___ Given records

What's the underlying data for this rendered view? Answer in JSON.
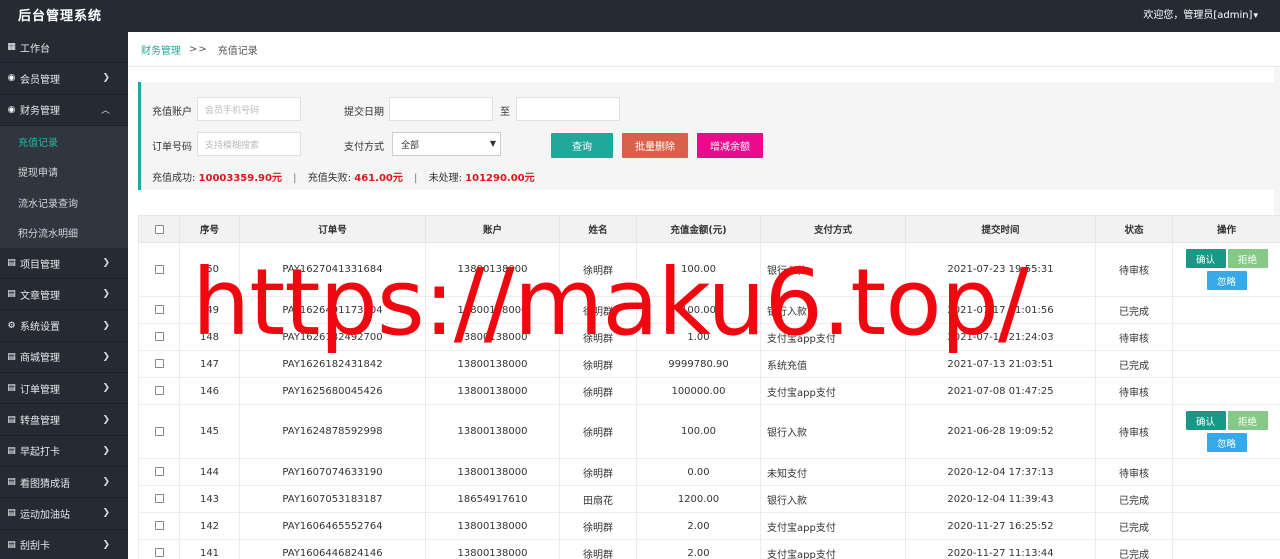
{
  "app": {
    "title": "后台管理系统",
    "user_greeting": "欢迎您，管理员[admin]"
  },
  "sidebar": {
    "workbench": "工作台",
    "members": "会员管理",
    "finance": "财务管理",
    "finance_sub": [
      "充值记录",
      "提现申请",
      "流水记录查询",
      "积分流水明细"
    ],
    "others": [
      "项目管理",
      "文章管理",
      "系统设置",
      "商城管理",
      "订单管理",
      "转盘管理",
      "早起打卡",
      "看图猜成语",
      "运动加油站",
      "刮刮卡"
    ]
  },
  "breadcrumb": {
    "parent": "财务管理",
    "separator": ">>",
    "current": "充值记录"
  },
  "filter": {
    "account_label": "充值账户",
    "account_placeholder": "会员手机号码",
    "date_label": "提交日期",
    "date_to": "至",
    "order_label": "订单号码",
    "order_placeholder": "支持模糊搜索",
    "pay_label": "支付方式",
    "pay_selected": "全部",
    "query": "查询",
    "batch_delete": "批量删除",
    "adjust_balance": "增减余额"
  },
  "stats": {
    "success_label": "充值成功:",
    "success_value": "10003359.90元",
    "fail_label": "充值失败:",
    "fail_value": "461.00元",
    "pending_label": "未处理:",
    "pending_value": "101290.00元"
  },
  "table": {
    "headers": [
      "序号",
      "订单号",
      "账户",
      "姓名",
      "充值金额(元)",
      "支付方式",
      "提交时间",
      "状态",
      "操作"
    ],
    "actions": {
      "confirm": "确认",
      "reject": "拒绝",
      "ignore": "忽略"
    },
    "rows": [
      {
        "id": "150",
        "order": "PAY1627041331684",
        "account": "13800138000",
        "name": "徐明群",
        "amount": "100.00",
        "method": "银行入款",
        "time": "2021-07-23 19:55:31",
        "status": "待审核",
        "actions": true
      },
      {
        "id": "149",
        "order": "PAY1626491173504",
        "account": "13800138000",
        "name": "徐明群",
        "amount": "100.00",
        "method": "银行入款",
        "time": "2021-07-17 11:01:56",
        "status": "已完成",
        "actions": false
      },
      {
        "id": "148",
        "order": "PAY1626182492700",
        "account": "13800138000",
        "name": "徐明群",
        "amount": "1.00",
        "method": "支付宝app支付",
        "time": "2021-07-13 21:24:03",
        "status": "待审核",
        "actions": false
      },
      {
        "id": "147",
        "order": "PAY1626182431842",
        "account": "13800138000",
        "name": "徐明群",
        "amount": "9999780.90",
        "method": "系统充值",
        "time": "2021-07-13 21:03:51",
        "status": "已完成",
        "actions": false
      },
      {
        "id": "146",
        "order": "PAY1625680045426",
        "account": "13800138000",
        "name": "徐明群",
        "amount": "100000.00",
        "method": "支付宝app支付",
        "time": "2021-07-08 01:47:25",
        "status": "待审核",
        "actions": false
      },
      {
        "id": "145",
        "order": "PAY1624878592998",
        "account": "13800138000",
        "name": "徐明群",
        "amount": "100.00",
        "method": "银行入款",
        "time": "2021-06-28 19:09:52",
        "status": "待审核",
        "actions": true
      },
      {
        "id": "144",
        "order": "PAY1607074633190",
        "account": "13800138000",
        "name": "徐明群",
        "amount": "0.00",
        "method": "未知支付",
        "time": "2020-12-04 17:37:13",
        "status": "待审核",
        "actions": false
      },
      {
        "id": "143",
        "order": "PAY1607053183187",
        "account": "18654917610",
        "name": "田扇花",
        "amount": "1200.00",
        "method": "银行入款",
        "time": "2020-12-04 11:39:43",
        "status": "已完成",
        "actions": false
      },
      {
        "id": "142",
        "order": "PAY1606465552764",
        "account": "13800138000",
        "name": "徐明群",
        "amount": "2.00",
        "method": "支付宝app支付",
        "time": "2020-11-27 16:25:52",
        "status": "已完成",
        "actions": false
      },
      {
        "id": "141",
        "order": "PAY1606446824146",
        "account": "13800138000",
        "name": "徐明群",
        "amount": "2.00",
        "method": "支付宝app支付",
        "time": "2020-11-27 11:13:44",
        "status": "已完成",
        "actions": false
      }
    ]
  },
  "watermark": "https://maku6.top/",
  "colors": {
    "accent": "#22a89a",
    "topbar": "#262b33",
    "danger_text": "#e0161b",
    "query_btn": "#22a89a",
    "delete_btn": "#d9604a",
    "adjust_btn": "#ec0a8c",
    "watermark": "#f0070f"
  }
}
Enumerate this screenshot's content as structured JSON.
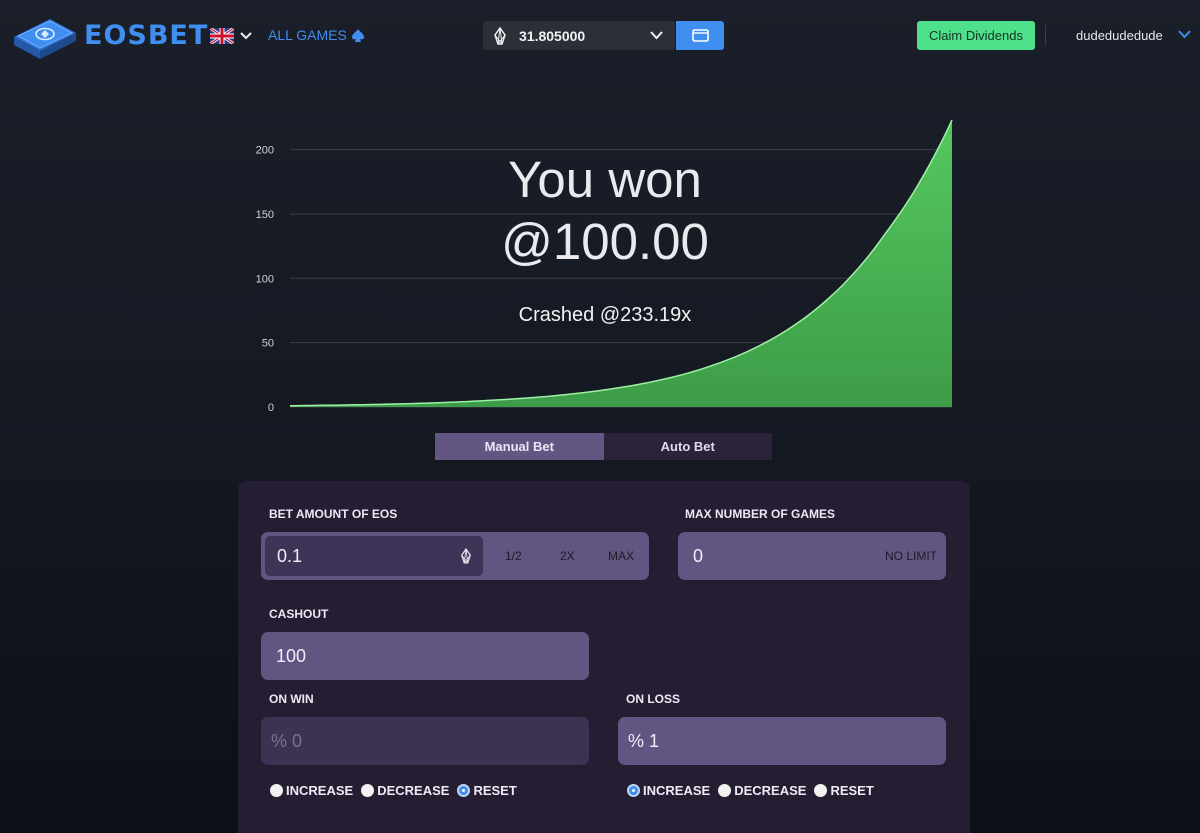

______

◆ What this task involves
Word for word, quote the full listing, omitting every picture.

◆ Response to this task
What's the underlying data for this rendered view? Answer in JSON.
{
  "app": {
    "title": "后台管理系统",
    "user_greeting": "欢迎您，管理员[admin]"
  },
  "sidebar": {
    "workbench": "工作台",
    "members": "会员管理",
    "finance": "财务管理",
    "finance_sub": [
      "充值记录",
      "提现申请",
      "流水记录查询",
      "积分流水明细"
    ],
    "others": [
      "项目管理",
      "文章管理",
      "系统设置",
      "商城管理",
      "订单管理",
      "转盘管理",
      "早起打卡",
      "看图猜成语",
      "运动加油站",
      "刮刮卡"
    ]
  },
  "breadcrumb": {
    "parent": "财务管理",
    "separator": ">>",
    "current": "充值记录"
  },
  "filter": {
    "account_label": "充值账户",
    "account_placeholder": "会员手机号码",
    "date_label": "提交日期",
    "date_to": "至",
    "order_label": "订单号码",
    "order_placeholder": "支持模糊搜索",
    "pay_label": "支付方式",
    "pay_selected": "全部",
    "query": "查询",
    "batch_delete": "批量删除",
    "adjust_balance": "增减余额"
  },
  "stats": {
    "success_label": "充值成功:",
    "success_value": "10003359.90元",
    "fail_label": "充值失败:",
    "fail_value": "461.00元",
    "pending_label": "未处理:",
    "pending_value": "101290.00元"
  },
  "table": {
    "headers": [
      "序号",
      "订单号",
      "账户",
      "姓名",
      "充值金额(元)",
      "支付方式",
      "提交时间",
      "状态",
      "操作"
    ],
    "actions": {
      "confirm": "确认",
      "reject": "拒绝",
      "ignore": "忽略"
    },
    "rows": [
      {
        "id": "150",
        "order": "PAY1627041331684",
        "account": "13800138000",
        "name": "徐明群",
        "amount": "100.00",
        "method": "银行入款",
        "time": "2021-07-23 19:55:31",
        "status": "待审核",
        "actions": true
      },
      {
        "id": "149",
        "order": "PAY1626491173504",
        "account": "13800138000",
        "name": "徐明群",
        "amount": "100.00",
        "method": "银行入款",
        "time": "2021-07-17 11:01:56",
        "status": "已完成",
        "actions": false
      },
      {
        "id": "148",
        "order": "PAY1626182492700",
        "account": "13800138000",
        "name": "徐明群",
        "amount": "1.00",
        "method": "支付宝app支付",
        "time": "2021-07-13 21:24:03",
        "status": "待审核",
        "actions": false
      },
      {
        "id": "147",
        "order": "PAY1626182431842",
        "account": "13800138000",
        "name": "徐明群",
        "amount": "9999780.90",
        "method": "系统充值",
        "time": "2021-07-13 21:03:51",
        "status": "已完成",
        "actions": false
      },
      {
        "id": "146",
        "order": "PAY1625680045426",
        "account": "13800138000",
        "name": "徐明群",
        "amount": "100000.00",
        "method": "支付宝app支付",
        "time": "2021-07-08 01:47:25",
        "status": "待审核",
        "actions": false
      },
      {
        "id": "145",
        "order": "PAY1624878592998",
        "account": "13800138000",
        "name": "徐明群",
        "amount": "100.00",
        "method": "银行入款",
        "time": "2021-06-28 19:09:52",
        "status": "待审核",
        "actions": true
      },
      {
        "id": "144",
        "order": "PAY1607074633190",
        "account": "13800138000",
        "name": "徐明群",
        "amount": "0.00",
        "method": "未知支付",
        "time": "2020-12-04 17:37:13",
        "status": "待审核",
        "actions": false
      },
      {
        "id": "143",
        "order": "PAY1607053183187",
        "account": "18654917610",
        "name": "田扇花",
        "amount": "1200.00",
        "method": "银行入款",
        "time": "2020-12-04 11:39:43",
        "status": "已完成",
        "actions": false
      },
      {
        "id": "142",
        "order": "PAY1606465552764",
        "account": "13800138000",
        "name": "徐明群",
        "amount": "2.00",
        "method": "支付宝app支付",
        "time": "2020-11-27 16:25:52",
        "status": "已完成",
        "actions": false
      },
      {
        "id": "141",
        "order": "PAY1606446824146",
        "account": "13800138000",
        "name": "徐明群",
        "amount": "2.00",
        "method": "支付宝app支付",
        "time": "2020-11-27 11:13:44",
        "status": "已完成",
        "actions": false
      }
    ]
  },
  "watermark": "https://maku6.top/",
  "colors": {
    "accent": "#22a89a",
    "topbar": "#262b33",
    "danger_text": "#e0161b",
    "query_btn": "#22a89a",
    "delete_btn": "#d9604a",
    "adjust_btn": "#ec0a8c",
    "watermark": "#f0070f"
  }
}
Enumerate this screenshot's content as structured JSON.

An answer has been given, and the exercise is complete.